JOB: Repeat the records exactly. Every line must match.

MATERIAL SHOWN:
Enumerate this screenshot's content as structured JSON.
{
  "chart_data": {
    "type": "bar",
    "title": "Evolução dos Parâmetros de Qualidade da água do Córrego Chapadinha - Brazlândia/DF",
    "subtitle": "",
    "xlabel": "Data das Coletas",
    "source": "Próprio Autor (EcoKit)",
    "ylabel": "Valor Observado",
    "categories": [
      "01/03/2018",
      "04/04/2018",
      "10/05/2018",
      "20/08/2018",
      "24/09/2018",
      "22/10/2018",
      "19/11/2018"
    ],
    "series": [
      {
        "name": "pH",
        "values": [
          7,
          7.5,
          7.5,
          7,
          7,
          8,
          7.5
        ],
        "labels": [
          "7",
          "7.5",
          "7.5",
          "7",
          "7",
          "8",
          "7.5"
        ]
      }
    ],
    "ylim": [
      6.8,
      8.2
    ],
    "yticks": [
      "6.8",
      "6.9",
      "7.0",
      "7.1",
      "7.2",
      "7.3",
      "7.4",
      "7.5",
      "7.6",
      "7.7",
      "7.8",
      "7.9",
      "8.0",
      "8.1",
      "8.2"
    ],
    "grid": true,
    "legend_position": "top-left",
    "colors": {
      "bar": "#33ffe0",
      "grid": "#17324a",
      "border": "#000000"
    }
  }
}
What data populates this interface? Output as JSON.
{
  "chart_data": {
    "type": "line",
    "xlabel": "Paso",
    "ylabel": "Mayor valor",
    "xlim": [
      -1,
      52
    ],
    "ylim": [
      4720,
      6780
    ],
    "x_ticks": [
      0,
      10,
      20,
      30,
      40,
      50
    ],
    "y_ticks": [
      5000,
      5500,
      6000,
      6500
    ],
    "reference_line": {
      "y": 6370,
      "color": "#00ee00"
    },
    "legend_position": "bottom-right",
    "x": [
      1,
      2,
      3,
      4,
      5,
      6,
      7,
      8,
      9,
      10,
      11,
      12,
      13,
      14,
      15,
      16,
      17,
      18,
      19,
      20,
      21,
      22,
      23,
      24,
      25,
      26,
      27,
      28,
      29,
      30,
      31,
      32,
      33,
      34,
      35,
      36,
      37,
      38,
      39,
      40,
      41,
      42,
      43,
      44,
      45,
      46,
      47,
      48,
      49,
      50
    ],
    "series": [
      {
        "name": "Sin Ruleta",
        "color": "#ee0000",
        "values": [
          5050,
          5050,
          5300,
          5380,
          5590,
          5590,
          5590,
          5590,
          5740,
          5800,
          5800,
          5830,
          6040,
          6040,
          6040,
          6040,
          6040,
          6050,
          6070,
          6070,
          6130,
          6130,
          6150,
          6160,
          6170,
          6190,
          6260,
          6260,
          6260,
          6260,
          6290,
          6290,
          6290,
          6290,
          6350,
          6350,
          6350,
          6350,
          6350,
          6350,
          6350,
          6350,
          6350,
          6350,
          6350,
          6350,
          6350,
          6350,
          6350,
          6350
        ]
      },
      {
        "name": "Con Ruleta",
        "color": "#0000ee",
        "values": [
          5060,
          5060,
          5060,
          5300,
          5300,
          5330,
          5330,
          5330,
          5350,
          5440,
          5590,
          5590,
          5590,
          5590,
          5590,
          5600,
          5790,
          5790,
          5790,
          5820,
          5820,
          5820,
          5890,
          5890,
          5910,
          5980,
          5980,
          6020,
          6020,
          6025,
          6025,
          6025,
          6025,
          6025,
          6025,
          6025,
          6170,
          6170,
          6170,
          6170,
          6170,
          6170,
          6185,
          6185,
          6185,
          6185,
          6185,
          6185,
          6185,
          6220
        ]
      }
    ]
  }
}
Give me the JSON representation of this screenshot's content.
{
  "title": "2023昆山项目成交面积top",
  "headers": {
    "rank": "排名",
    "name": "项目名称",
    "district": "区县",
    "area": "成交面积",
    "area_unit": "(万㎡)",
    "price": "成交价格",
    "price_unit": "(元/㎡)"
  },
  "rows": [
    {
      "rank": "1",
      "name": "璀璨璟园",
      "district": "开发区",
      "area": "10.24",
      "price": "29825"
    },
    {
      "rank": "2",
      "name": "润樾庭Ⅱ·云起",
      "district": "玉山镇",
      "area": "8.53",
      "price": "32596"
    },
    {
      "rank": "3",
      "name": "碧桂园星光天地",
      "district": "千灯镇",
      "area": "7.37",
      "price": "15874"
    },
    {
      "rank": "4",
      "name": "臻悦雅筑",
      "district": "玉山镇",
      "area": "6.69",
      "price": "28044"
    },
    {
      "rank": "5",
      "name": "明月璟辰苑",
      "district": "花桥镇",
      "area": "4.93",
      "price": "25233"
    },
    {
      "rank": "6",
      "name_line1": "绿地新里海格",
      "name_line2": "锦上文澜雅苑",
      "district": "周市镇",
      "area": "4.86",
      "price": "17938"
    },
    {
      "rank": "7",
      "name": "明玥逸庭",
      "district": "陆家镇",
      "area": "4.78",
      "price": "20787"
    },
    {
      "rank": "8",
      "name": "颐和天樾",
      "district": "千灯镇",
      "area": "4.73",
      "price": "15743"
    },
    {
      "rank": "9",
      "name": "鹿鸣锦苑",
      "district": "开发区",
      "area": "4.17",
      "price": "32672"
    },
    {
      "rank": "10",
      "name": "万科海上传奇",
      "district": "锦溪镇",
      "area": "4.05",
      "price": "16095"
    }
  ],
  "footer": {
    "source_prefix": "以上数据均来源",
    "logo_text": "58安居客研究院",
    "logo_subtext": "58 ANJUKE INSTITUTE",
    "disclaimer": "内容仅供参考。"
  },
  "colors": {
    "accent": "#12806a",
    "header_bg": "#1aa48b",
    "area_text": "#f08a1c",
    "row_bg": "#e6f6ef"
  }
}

ANSWER TO THE TASK:
Enumerate this screenshot's content as structured JSON.
{
  "chart_data": {
    "type": "bar",
    "title": "Evolução dos Parâmetros de Qualidade da água do Córrego Chapadinha - Brazlândia/DF",
    "subtitle": "",
    "xlabel": "Data das Coletas",
    "source": "Próprio Autor (EcoKit)",
    "ylabel": "Valor Observado",
    "categories": [
      "01/03/2018",
      "04/04/2018",
      "10/05/2018",
      "20/08/2018",
      "24/09/2018",
      "22/10/2018",
      "19/11/2018"
    ],
    "series": [
      {
        "name": "pH",
        "values": [
          7,
          7.5,
          7.5,
          7,
          7,
          8,
          7.5
        ],
        "labels": [
          "7",
          "7.5",
          "7.5",
          "7",
          "7",
          "8",
          "7.5"
        ]
      }
    ],
    "ylim": [
      6.8,
      8.2
    ],
    "yticks": [
      "6.8",
      "6.9",
      "7.0",
      "7.1",
      "7.2",
      "7.3",
      "7.4",
      "7.5",
      "7.6",
      "7.7",
      "7.8",
      "7.9",
      "8.0",
      "8.1",
      "8.2"
    ],
    "grid": true,
    "legend_position": "top-left",
    "colors": {
      "bar": "#33ffe0",
      "grid": "#17324a",
      "border": "#000000"
    }
  }
}
What data populates this interface? Output as JSON.
{
  "chart_data": {
    "type": "line",
    "xlabel": "Paso",
    "ylabel": "Mayor valor",
    "xlim": [
      -1,
      52
    ],
    "ylim": [
      4720,
      6780
    ],
    "x_ticks": [
      0,
      10,
      20,
      30,
      40,
      50
    ],
    "y_ticks": [
      5000,
      5500,
      6000,
      6500
    ],
    "reference_line": {
      "y": 6370,
      "color": "#00ee00"
    },
    "legend_position": "bottom-right",
    "x": [
      1,
      2,
      3,
      4,
      5,
      6,
      7,
      8,
      9,
      10,
      11,
      12,
      13,
      14,
      15,
      16,
      17,
      18,
      19,
      20,
      21,
      22,
      23,
      24,
      25,
      26,
      27,
      28,
      29,
      30,
      31,
      32,
      33,
      34,
      35,
      36,
      37,
      38,
      39,
      40,
      41,
      42,
      43,
      44,
      45,
      46,
      47,
      48,
      49,
      50
    ],
    "series": [
      {
        "name": "Sin Ruleta",
        "color": "#ee0000",
        "values": [
          5050,
          5050,
          5300,
          5380,
          5590,
          5590,
          5590,
          5590,
          5740,
          5800,
          5800,
          5830,
          6040,
          6040,
          6040,
          6040,
          6040,
          6050,
          6070,
          6070,
          6130,
          6130,
          6150,
          6160,
          6170,
          6190,
          6260,
          6260,
          6260,
          6260,
          6290,
          6290,
          6290,
          6290,
          6350,
          6350,
          6350,
          6350,
          6350,
          6350,
          6350,
          6350,
          6350,
          6350,
          6350,
          6350,
          6350,
          6350,
          6350,
          6350
        ]
      },
      {
        "name": "Con Ruleta",
        "color": "#0000ee",
        "values": [
          5060,
          5060,
          5060,
          5300,
          5300,
          5330,
          5330,
          5330,
          5350,
          5440,
          5590,
          5590,
          5590,
          5590,
          5590,
          5600,
          5790,
          5790,
          5790,
          5820,
          5820,
          5820,
          5890,
          5890,
          5910,
          5980,
          5980,
          6020,
          6020,
          6025,
          6025,
          6025,
          6025,
          6025,
          6025,
          6025,
          6170,
          6170,
          6170,
          6170,
          6170,
          6170,
          6185,
          6185,
          6185,
          6185,
          6185,
          6185,
          6185,
          6220
        ]
      }
    ]
  }
}
Give me the JSON representation of this screenshot's content.
{
  "title": "2023昆山项目成交面积top",
  "headers": {
    "rank": "排名",
    "name": "项目名称",
    "district": "区县",
    "area": "成交面积",
    "area_unit": "(万㎡)",
    "price": "成交价格",
    "price_unit": "(元/㎡)"
  },
  "rows": [
    {
      "rank": "1",
      "name": "璀璨璟园",
      "district": "开发区",
      "area": "10.24",
      "price": "29825"
    },
    {
      "rank": "2",
      "name": "润樾庭Ⅱ·云起",
      "district": "玉山镇",
      "area": "8.53",
      "price": "32596"
    },
    {
      "rank": "3",
      "name": "碧桂园星光天地",
      "district": "千灯镇",
      "area": "7.37",
      "price": "15874"
    },
    {
      "rank": "4",
      "name": "臻悦雅筑",
      "district": "玉山镇",
      "area": "6.69",
      "price": "28044"
    },
    {
      "rank": "5",
      "name": "明月璟辰苑",
      "district": "花桥镇",
      "area": "4.93",
      "price": "25233"
    },
    {
      "rank": "6",
      "name_line1": "绿地新里海格",
      "name_line2": "锦上文澜雅苑",
      "district": "周市镇",
      "area": "4.86",
      "price": "17938"
    },
    {
      "rank": "7",
      "name": "明玥逸庭",
      "district": "陆家镇",
      "area": "4.78",
      "price": "20787"
    },
    {
      "rank": "8",
      "name": "颐和天樾",
      "district": "千灯镇",
      "area": "4.73",
      "price": "15743"
    },
    {
      "rank": "9",
      "name": "鹿鸣锦苑",
      "district": "开发区",
      "area": "4.17",
      "price": "32672"
    },
    {
      "rank": "10",
      "name": "万科海上传奇",
      "district": "锦溪镇",
      "area": "4.05",
      "price": "16095"
    }
  ],
  "footer": {
    "source_prefix": "以上数据均来源",
    "logo_text": "58安居客研究院",
    "logo_subtext": "58 ANJUKE INSTITUTE",
    "disclaimer": "内容仅供参考。"
  },
  "colors": {
    "accent": "#12806a",
    "header_bg": "#1aa48b",
    "area_text": "#f08a1c",
    "row_bg": "#e6f6ef"
  }
}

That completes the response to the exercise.